Retype each record below word for word. Leave the pictures out.
____
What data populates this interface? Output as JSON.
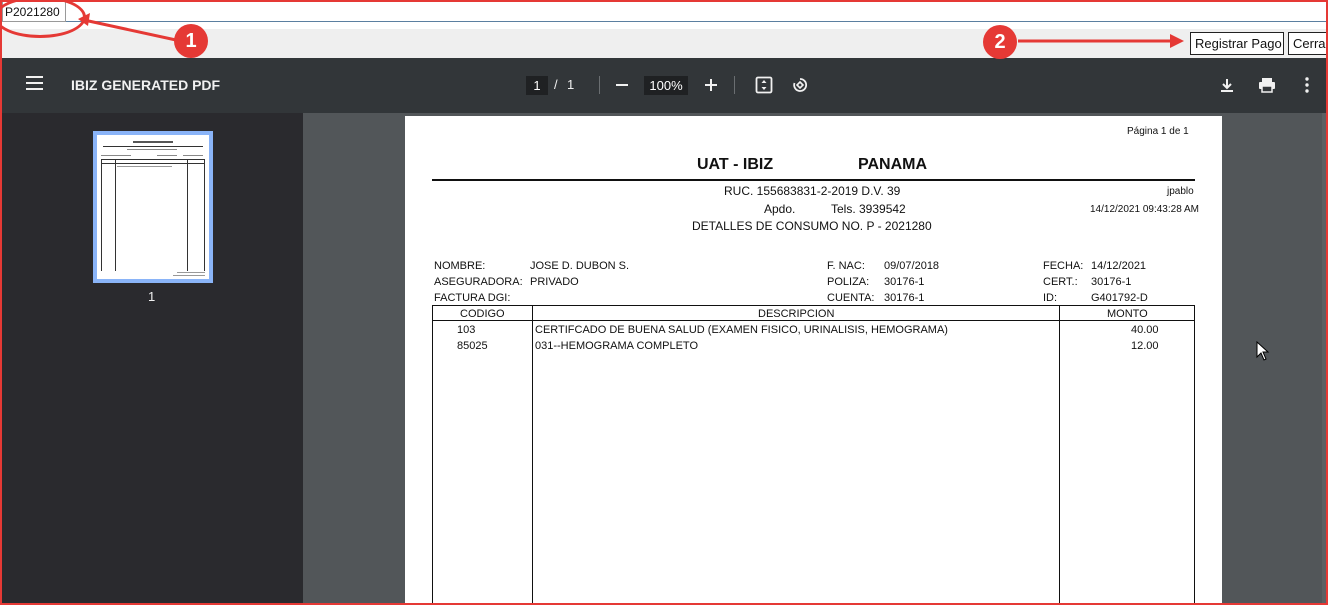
{
  "app": {
    "tab_label": "P2021280",
    "actions": {
      "registrar_label": "Registrar Pago",
      "cerrar_label": "Cerrar"
    }
  },
  "viewer": {
    "title": "IBIZ GENERATED PDF",
    "page_current": "1",
    "page_sep": "/",
    "page_total": "1",
    "zoom": "100%",
    "thumb_number": "1",
    "icons": [
      "menu-icon",
      "zoom-out-icon",
      "zoom-in-icon",
      "fit-page-icon",
      "rotate-icon",
      "download-icon",
      "print-icon",
      "more-vert-icon"
    ]
  },
  "document": {
    "page_label": "Página 1 de 1",
    "company": "UAT - IBIZ",
    "country": "PANAMA",
    "ruc": "RUC. 155683831-2-2019 D.V. 39",
    "apdo": "Apdo.",
    "tels": "Tels. 3939542",
    "detail_title": "DETALLES DE CONSUMO NO. P - 2021280",
    "user": "jpablo",
    "timestamp": "14/12/2021 09:43:28 AM",
    "fields": {
      "nombre_label": "NOMBRE:",
      "nombre": "JOSE D. DUBON S.",
      "aseguradora_label": "ASEGURADORA:",
      "aseguradora": "PRIVADO",
      "factura_label": "FACTURA DGI:",
      "fnac_label": "F. NAC:",
      "fnac": "09/07/2018",
      "poliza_label": "POLIZA:",
      "poliza": "30176-1",
      "cuenta_label": "CUENTA:",
      "cuenta": "30176-1",
      "fecha_label": "FECHA:",
      "fecha": "14/12/2021",
      "cert_label": "CERT.:",
      "cert": "30176-1",
      "id_label": "ID:",
      "id": "G401792-D"
    },
    "table": {
      "headers": {
        "codigo": "CODIGO",
        "descripcion": "DESCRIPCION",
        "monto": "MONTO"
      },
      "rows": [
        {
          "codigo": "103",
          "descripcion": "CERTIFCADO DE BUENA SALUD (EXAMEN FISICO, URINALISIS, HEMOGRAMA)",
          "monto": "40.00"
        },
        {
          "codigo": "85025",
          "descripcion": "031--HEMOGRAMA COMPLETO",
          "monto": "12.00"
        }
      ]
    }
  },
  "annotations": {
    "badge1": "1",
    "badge2": "2",
    "color": "#e53935"
  }
}
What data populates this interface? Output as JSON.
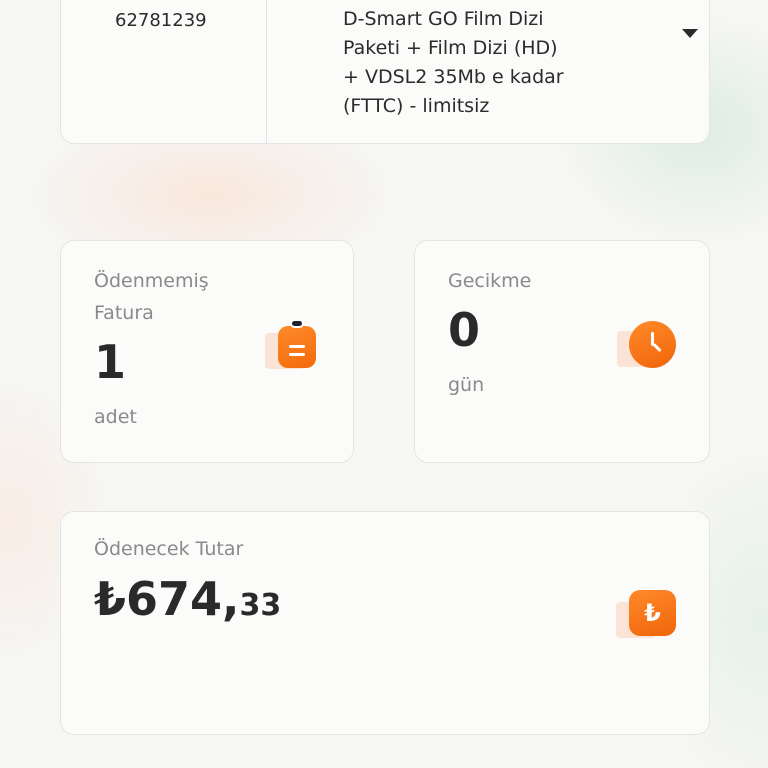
{
  "package_card": {
    "subscriber_number": "62781239",
    "package_name": "D-Smart GO Film Dizi Paketi + Film Dizi (HD) + VDSL2 35Mb e kadar (FTTC) - limitsiz",
    "dropdown_icon": "caret-down-icon"
  },
  "unpaid_invoice": {
    "label": "Ödenmemiş Fatura",
    "value": "1",
    "unit": "adet",
    "icon": "clipboard-icon"
  },
  "delay": {
    "label": "Gecikme",
    "value": "0",
    "unit": "gün",
    "icon": "clock-icon"
  },
  "amount_due": {
    "label": "Ödenecek Tutar",
    "currency_symbol": "₺",
    "whole": "674,",
    "cents": "33",
    "icon": "lira-icon",
    "icon_glyph": "₺"
  },
  "colors": {
    "accent": "#f26a0b",
    "text_primary": "#2a2a2a",
    "text_secondary": "#8a8a8a",
    "card_bg": "#fbfbfa"
  }
}
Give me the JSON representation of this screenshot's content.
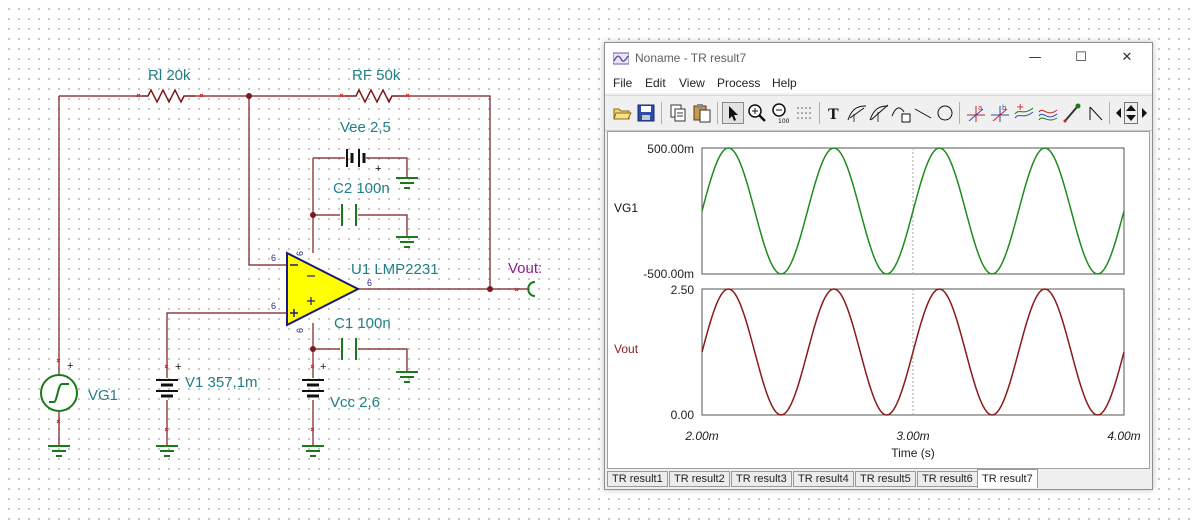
{
  "schematic": {
    "components": {
      "rl": "Rl 20k",
      "rf": "RF 50k",
      "vee": "Vee 2,5",
      "c2": "C2 100n",
      "opamp": "U1 LMP2231",
      "vout": "Vout:",
      "c1": "C1 100n",
      "v1": "V1 357,1m",
      "vg1": "VG1",
      "vcc": "Vcc 2,6"
    },
    "pins": {
      "p1": "6",
      "p2": "6",
      "p3": "6",
      "p4": "6",
      "p5": "6",
      "p6": "6"
    },
    "colors": {
      "wire": "#7a1a1a",
      "label": "#1f7f86",
      "opamp_fill": "#ffff00",
      "opamp_edge": "#1a1a7a",
      "vout_label": "#8b1f8b"
    }
  },
  "window": {
    "title": "Noname - TR result7",
    "controls": {
      "minimize": "—",
      "maximize": "☐",
      "close": "✕"
    },
    "menu": [
      "File",
      "Edit",
      "View",
      "Process",
      "Help"
    ],
    "toolbar_icons": [
      "open-icon",
      "save-icon",
      "copy-icon",
      "paste-icon",
      "cursor-icon",
      "zoom-in-icon",
      "zoom-out-icon",
      "grid-icon",
      "text-icon",
      "tangent-icon",
      "slope-icon",
      "line-tool-icon",
      "line-icon",
      "circle-icon",
      "cursor-a-icon",
      "cursor-b-icon",
      "wave-icon",
      "add-curve-icon",
      "probe-icon",
      "marker-icon",
      "scroll-left-icon",
      "scroll-updown-icon",
      "scroll-right-icon"
    ],
    "tabs": [
      "TR result1",
      "TR result2",
      "TR result3",
      "TR result4",
      "TR result5",
      "TR result6",
      "TR result7"
    ],
    "active_tab": "TR result7"
  },
  "chart_data": [
    {
      "type": "line",
      "ylabel": "VG1",
      "ylim": [
        -0.5,
        0.5
      ],
      "yticks": [
        "500.00m",
        "-500.00m"
      ],
      "xlim": [
        0.002,
        0.004
      ],
      "series": [
        {
          "name": "VG1",
          "color": "#1e8c1e",
          "amplitude": 0.5,
          "offset": 0,
          "frequency_hz": 2000,
          "x": [
            0.002,
            0.00225,
            0.0025,
            0.00275,
            0.003,
            0.00325,
            0.0035,
            0.00375,
            0.004
          ],
          "y": [
            0,
            0.5,
            0,
            -0.5,
            0,
            0.5,
            0,
            -0.5,
            0
          ]
        }
      ]
    },
    {
      "type": "line",
      "ylabel": "Vout",
      "xlabel": "Time (s)",
      "ylim": [
        0,
        2.5
      ],
      "yticks": [
        "2.50",
        "0.00"
      ],
      "xlim": [
        0.002,
        0.004
      ],
      "xticks": [
        "2.00m",
        "3.00m",
        "4.00m"
      ],
      "series": [
        {
          "name": "Vout",
          "color": "#8b1a1a",
          "amplitude": 1.25,
          "offset": 1.25,
          "frequency_hz": 2000,
          "x": [
            0.002,
            0.00225,
            0.0025,
            0.00275,
            0.003,
            0.00325,
            0.0035,
            0.00375,
            0.004
          ],
          "y": [
            1.25,
            0,
            1.25,
            2.5,
            1.25,
            0,
            1.25,
            2.5,
            1.25
          ]
        }
      ]
    }
  ]
}
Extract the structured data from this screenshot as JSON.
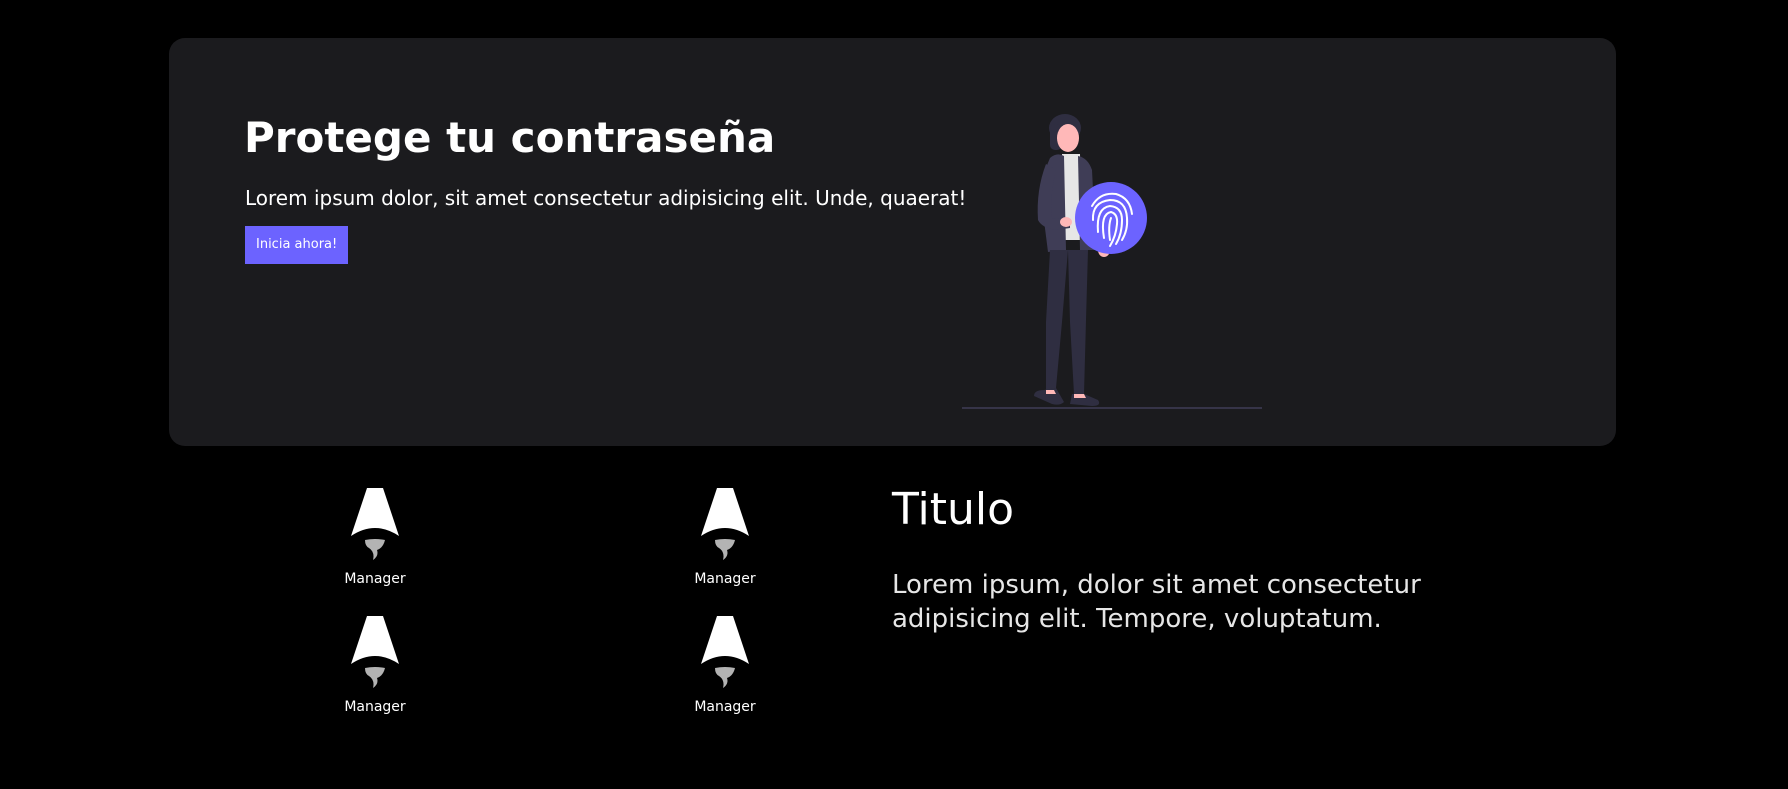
{
  "hero": {
    "title": "Protege tu contraseña",
    "subtitle": "Lorem ipsum dolor, sit amet consectetur adipisicing elit. Unde, quaerat!",
    "cta_label": "Inicia ahora!"
  },
  "features": [
    {
      "label": "Manager",
      "icon": "astro-logo-icon"
    },
    {
      "label": "Manager",
      "icon": "astro-logo-icon"
    },
    {
      "label": "Manager",
      "icon": "astro-logo-icon"
    },
    {
      "label": "Manager",
      "icon": "astro-logo-icon"
    }
  ],
  "info": {
    "title": "Titulo",
    "text": "Lorem ipsum, dolor sit amet consectetur adipisicing elit. Tempore, voluptatum."
  },
  "colors": {
    "page_background": "#000000",
    "card_background": "#1b1b1e",
    "accent": "#6c63ff",
    "text": "#ffffff"
  }
}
____
- [RESPONSE FOR THIS EXERCISE]:
What data populates this interface? Output as JSON.
{
  "app": {
    "tab_label": "P2021280",
    "actions": {
      "registrar_label": "Registrar Pago",
      "cerrar_label": "Cerrar"
    }
  },
  "viewer": {
    "title": "IBIZ GENERATED PDF",
    "page_current": "1",
    "page_sep": "/",
    "page_total": "1",
    "zoom": "100%",
    "thumb_number": "1",
    "icons": [
      "menu-icon",
      "zoom-out-icon",
      "zoom-in-icon",
      "fit-page-icon",
      "rotate-icon",
      "download-icon",
      "print-icon",
      "more-vert-icon"
    ]
  },
  "document": {
    "page_label": "Página 1 de 1",
    "company": "UAT - IBIZ",
    "country": "PANAMA",
    "ruc": "RUC. 155683831-2-2019 D.V. 39",
    "apdo": "Apdo.",
    "tels": "Tels. 3939542",
    "detail_title": "DETALLES DE CONSUMO NO. P - 2021280",
    "user": "jpablo",
    "timestamp": "14/12/2021 09:43:28 AM",
    "fields": {
      "nombre_label": "NOMBRE:",
      "nombre": "JOSE D. DUBON S.",
      "aseguradora_label": "ASEGURADORA:",
      "aseguradora": "PRIVADO",
      "factura_label": "FACTURA DGI:",
      "fnac_label": "F. NAC:",
      "fnac": "09/07/2018",
      "poliza_label": "POLIZA:",
      "poliza": "30176-1",
      "cuenta_label": "CUENTA:",
      "cuenta": "30176-1",
      "fecha_label": "FECHA:",
      "fecha": "14/12/2021",
      "cert_label": "CERT.:",
      "cert": "30176-1",
      "id_label": "ID:",
      "id": "G401792-D"
    },
    "table": {
      "headers": {
        "codigo": "CODIGO",
        "descripcion": "DESCRIPCION",
        "monto": "MONTO"
      },
      "rows": [
        {
          "codigo": "103",
          "descripcion": "CERTIFCADO DE BUENA SALUD (EXAMEN FISICO, URINALISIS, HEMOGRAMA)",
          "monto": "40.00"
        },
        {
          "codigo": "85025",
          "descripcion": "031--HEMOGRAMA COMPLETO",
          "monto": "12.00"
        }
      ]
    }
  },
  "annotations": {
    "badge1": "1",
    "badge2": "2",
    "color": "#e53935"
  }
}
What data populates this interface? Output as JSON.
{
  "package_card": {
    "subscriber_number": "62781239",
    "package_name": "D-Smart GO Film Dizi Paketi + Film Dizi (HD) + VDSL2 35Mb e kadar (FTTC) - limitsiz",
    "dropdown_icon": "caret-down-icon"
  },
  "unpaid_invoice": {
    "label": "Ödenmemiş Fatura",
    "value": "1",
    "unit": "adet",
    "icon": "clipboard-icon"
  },
  "delay": {
    "label": "Gecikme",
    "value": "0",
    "unit": "gün",
    "icon": "clock-icon"
  },
  "amount_due": {
    "label": "Ödenecek Tutar",
    "currency_symbol": "₺",
    "whole": "674,",
    "cents": "33",
    "icon": "lira-icon",
    "icon_glyph": "₺"
  },
  "colors": {
    "accent": "#f26a0b",
    "text_primary": "#2a2a2a",
    "text_secondary": "#8a8a8a",
    "card_bg": "#fbfbfa"
  }
}
Give me the JSON representation of this screenshot's content.
{
  "schematic": {
    "components": {
      "rl": "Rl 20k",
      "rf": "RF 50k",
      "vee": "Vee 2,5",
      "c2": "C2 100n",
      "opamp": "U1 LMP2231",
      "vout": "Vout:",
      "c1": "C1 100n",
      "v1": "V1 357,1m",
      "vg1": "VG1",
      "vcc": "Vcc 2,6"
    },
    "pins": {
      "p1": "6",
      "p2": "6",
      "p3": "6",
      "p4": "6",
      "p5": "6",
      "p6": "6"
    },
    "colors": {
      "wire": "#7a1a1a",
      "label": "#1f7f86",
      "opamp_fill": "#ffff00",
      "opamp_edge": "#1a1a7a",
      "vout_label": "#8b1f8b"
    }
  },
  "window": {
    "title": "Noname - TR result7",
    "controls": {
      "minimize": "—",
      "maximize": "☐",
      "close": "✕"
    },
    "menu": [
      "File",
      "Edit",
      "View",
      "Process",
      "Help"
    ],
    "toolbar_icons": [
      "open-icon",
      "save-icon",
      "copy-icon",
      "paste-icon",
      "cursor-icon",
      "zoom-in-icon",
      "zoom-out-icon",
      "grid-icon",
      "text-icon",
      "tangent-icon",
      "slope-icon",
      "line-tool-icon",
      "line-icon",
      "circle-icon",
      "cursor-a-icon",
      "cursor-b-icon",
      "wave-icon",
      "add-curve-icon",
      "probe-icon",
      "marker-icon",
      "scroll-left-icon",
      "scroll-updown-icon",
      "scroll-right-icon"
    ],
    "tabs": [
      "TR result1",
      "TR result2",
      "TR result3",
      "TR result4",
      "TR result5",
      "TR result6",
      "TR result7"
    ],
    "active_tab": "TR result7"
  },
  "chart_data": [
    {
      "type": "line",
      "ylabel": "VG1",
      "ylim": [
        -0.5,
        0.5
      ],
      "yticks": [
        "500.00m",
        "-500.00m"
      ],
      "xlim": [
        0.002,
        0.004
      ],
      "series": [
        {
          "name": "VG1",
          "color": "#1e8c1e",
          "amplitude": 0.5,
          "offset": 0,
          "frequency_hz": 2000,
          "x": [
            0.002,
            0.00225,
            0.0025,
            0.00275,
            0.003,
            0.00325,
            0.0035,
            0.00375,
            0.004
          ],
          "y": [
            0,
            0.5,
            0,
            -0.5,
            0,
            0.5,
            0,
            -0.5,
            0
          ]
        }
      ]
    },
    {
      "type": "line",
      "ylabel": "Vout",
      "xlabel": "Time (s)",
      "ylim": [
        0,
        2.5
      ],
      "yticks": [
        "2.50",
        "0.00"
      ],
      "xlim": [
        0.002,
        0.004
      ],
      "xticks": [
        "2.00m",
        "3.00m",
        "4.00m"
      ],
      "series": [
        {
          "name": "Vout",
          "color": "#8b1a1a",
          "amplitude": 1.25,
          "offset": 1.25,
          "frequency_hz": 2000,
          "x": [
            0.002,
            0.00225,
            0.0025,
            0.00275,
            0.003,
            0.00325,
            0.0035,
            0.00375,
            0.004
          ],
          "y": [
            1.25,
            0,
            1.25,
            2.5,
            1.25,
            0,
            1.25,
            2.5,
            1.25
          ]
        }
      ]
    }
  ]
}
Extract the structured data from this screenshot as JSON.
{
  "hero": {
    "title": "Protege tu contraseña",
    "subtitle": "Lorem ipsum dolor, sit amet consectetur adipisicing elit. Unde, quaerat!",
    "cta_label": "Inicia ahora!"
  },
  "features": [
    {
      "label": "Manager",
      "icon": "astro-logo-icon"
    },
    {
      "label": "Manager",
      "icon": "astro-logo-icon"
    },
    {
      "label": "Manager",
      "icon": "astro-logo-icon"
    },
    {
      "label": "Manager",
      "icon": "astro-logo-icon"
    }
  ],
  "info": {
    "title": "Titulo",
    "text": "Lorem ipsum, dolor sit amet consectetur adipisicing elit. Tempore, voluptatum."
  },
  "colors": {
    "page_background": "#000000",
    "card_background": "#1b1b1e",
    "accent": "#6c63ff",
    "text": "#ffffff"
  }
}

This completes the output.